--- START Source excerpt ---

---
name: synapse-file-conversion
description: >
  Use when source files need format conversion before upload.
  Triggers on: "convert", "tiff to png", "file format", "unsupported extension".
---

# File Conversion for Synapse Upload

Knowledge about when and how to convert files before uploading to a data collection.

## When Conversion Is Needed

Conversion is required when source file extensions don't match the data collection's file specification allowed extensions.

**Example**: Spec `image_1` allows `[".png", ".jpg"]` but the source directory contains `.tiff` files. The TIFFs must be converted to PNG or JPG before upload.

### Detection Logic

1. Get the file specs from the data collection (each spec has `extensions` list)
2. Scan the source directory for actual file extensions
3. For each spec, check if source extensions are in the allowed list
4. If not, determine if a supported conversion exists

## Supported Conversions

### Image Conversions (via Pillow)

| Source | Target | Notes |
|--------|--------|-------|
| `.tiff`, `.tif` | `.png` | Lossless conversion |
| `.tiff`, `.tif` | `.jpg`, `.jpeg` | RGBA/P modes auto-converted to RGB |
| `.bmp` | `.png` | Lossless conversion |
| `.bmp` | `.jpg`, `.jpeg` | Mode conversion applied |
| `.webp` | `.png` | Lossless conversion |
| `.webp` | `.jpg`, `.jpeg` | Mode conversion applied |
| `.gif` | `.png` | First frame only |

**Requirement**: `Pillow>=10.0` must be installed in the upload plugin environment.

--- END Source excerpt ---

#### Your objective:
Write out the file conversion guide starting with "## When Conversion" and going on through "specification allowed extensions.", swapping "allowed extensions" for "permitted extensions". The lines that come next have no connection to the file conversion guide.

--- START Data excerpts ---

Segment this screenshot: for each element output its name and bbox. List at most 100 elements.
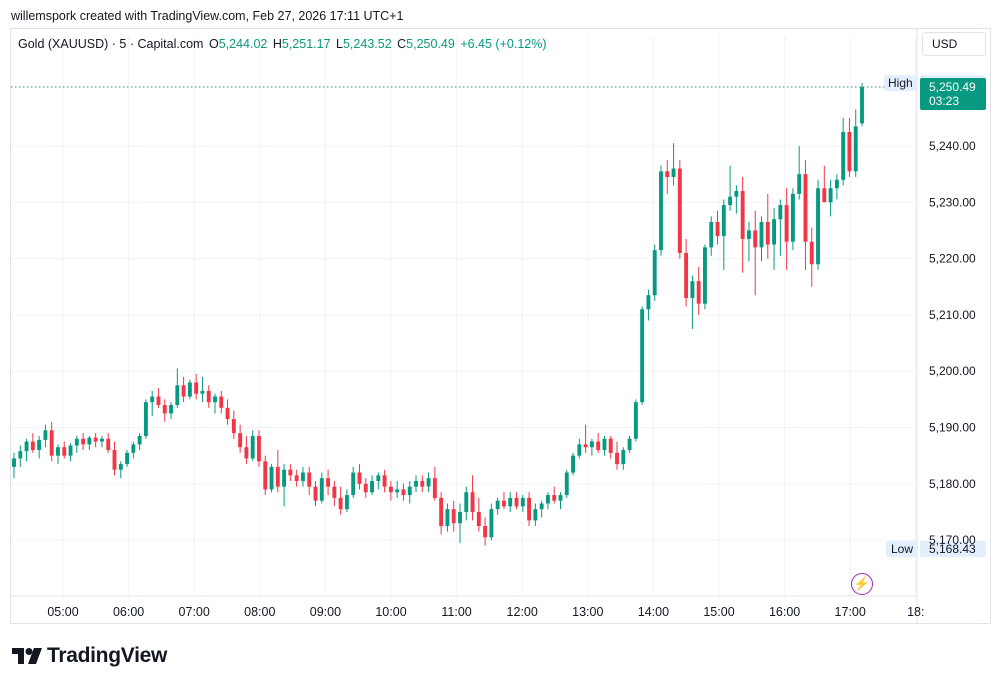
candle-body — [696, 281, 701, 304]
candle-body — [401, 489, 406, 496]
candle-body — [169, 404, 173, 414]
time-tick-label: 16:00 — [769, 605, 800, 619]
candle-body — [388, 486, 393, 493]
time-tick-label: 13:00 — [572, 605, 603, 619]
last-price-value: 5,250.49 — [929, 80, 976, 94]
candle-body — [659, 171, 663, 251]
candle-body — [49, 430, 54, 456]
candle-body — [81, 438, 86, 445]
time-tick-label: 11:00 — [441, 605, 471, 619]
high-marker-bg — [884, 75, 918, 92]
candle-body — [263, 461, 268, 490]
candle-body — [495, 500, 500, 510]
tradingview-logo[interactable]: TradingView — [12, 644, 167, 668]
candle-body — [502, 500, 506, 507]
brand-name: TradingView — [47, 644, 168, 667]
candle-body — [640, 309, 645, 403]
time-tick-label: 08:00 — [244, 605, 275, 619]
candle-body — [709, 222, 714, 248]
candle-body — [407, 486, 412, 496]
candle-body — [181, 385, 186, 397]
candle-body — [275, 466, 280, 487]
candle-body — [552, 495, 557, 501]
low-value: 5,243.52 — [342, 37, 392, 51]
candle-body — [313, 486, 318, 501]
candle-body — [721, 205, 726, 237]
candle-body — [853, 126, 858, 172]
time-tick-label: 06:00 — [113, 605, 144, 619]
candle-body — [288, 469, 293, 476]
price-tick-label: 5,200.00 — [929, 364, 976, 378]
time-tick-label: 17:00 — [835, 605, 866, 619]
low-marker-value: 5,168.43 — [929, 542, 976, 556]
time-tick-label: 15:00 — [703, 605, 734, 619]
time-tick-label: 09:00 — [310, 605, 341, 619]
chart-grid — [11, 29, 918, 623]
candle-body — [439, 497, 444, 527]
candle-body — [703, 247, 707, 304]
candle-body — [828, 188, 833, 203]
candle-body — [74, 438, 79, 446]
candle-body — [357, 472, 362, 484]
candle-body — [344, 495, 349, 510]
candle-body — [99, 438, 104, 442]
candle-body — [30, 441, 35, 451]
lightning-icon[interactable]: ⚡ — [851, 573, 873, 595]
candle-body — [131, 444, 136, 453]
candle-body — [816, 188, 820, 265]
candle-body — [219, 396, 224, 408]
time-tick-label: 07:00 — [179, 605, 210, 619]
close-label: C — [397, 37, 407, 51]
candle-body — [684, 252, 689, 299]
candle-body — [784, 205, 789, 242]
candle-body — [43, 430, 48, 440]
candle-body — [150, 396, 155, 403]
symbol-title: Gold (XAUUSD) · 5 · Capital.com — [18, 37, 204, 51]
candle-body — [112, 450, 117, 470]
candle-body — [395, 489, 400, 493]
candle-body — [445, 509, 450, 527]
candle-body — [162, 404, 167, 414]
candle-body — [621, 450, 626, 465]
low-value-bg — [920, 540, 986, 557]
candle-body — [577, 444, 582, 456]
low-marker-label: Low — [891, 542, 913, 556]
candle-body — [56, 447, 60, 456]
candle-body — [156, 396, 161, 405]
price-tick-label: 5,220.00 — [929, 252, 976, 266]
candle-body — [351, 472, 356, 496]
candle-body — [778, 205, 783, 220]
candle-body — [790, 193, 795, 242]
candle-body — [175, 385, 180, 405]
candle-body — [370, 480, 374, 493]
price-tick-label: 5,230.00 — [929, 195, 976, 209]
candle-body — [382, 475, 387, 487]
time-tick-label: 05:00 — [47, 605, 78, 619]
tradingview-logo-icon — [12, 648, 42, 664]
candle-body — [690, 281, 695, 299]
candle-body — [564, 472, 569, 496]
candle-body — [269, 466, 274, 490]
candle-body — [596, 441, 601, 451]
candle-body — [740, 191, 745, 239]
candle-body — [194, 382, 199, 394]
price-tick-label: 5,180.00 — [929, 477, 976, 491]
candle-body — [12, 458, 16, 467]
time-tick-label: 12:00 — [507, 605, 538, 619]
candle-body — [753, 230, 758, 248]
candle-body — [545, 495, 550, 504]
candle-body — [489, 509, 494, 538]
chart-panel[interactable] — [10, 28, 991, 624]
candle-body — [470, 492, 475, 512]
candle-body — [608, 438, 613, 453]
candle-body — [37, 439, 42, 451]
candle-body — [520, 497, 525, 507]
candle-body — [187, 382, 192, 397]
candle-body — [319, 478, 324, 501]
candle-body — [414, 480, 418, 487]
currency-button[interactable]: USD — [922, 32, 986, 56]
candle-body — [125, 452, 130, 465]
candle-body — [847, 131, 852, 172]
candle-body — [533, 509, 538, 521]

--- END Data excerpts ---

#### Result:
## When Conversion Is Needed

Conversion is required when source file extensions don't match the data collection's file specification permitted extensions.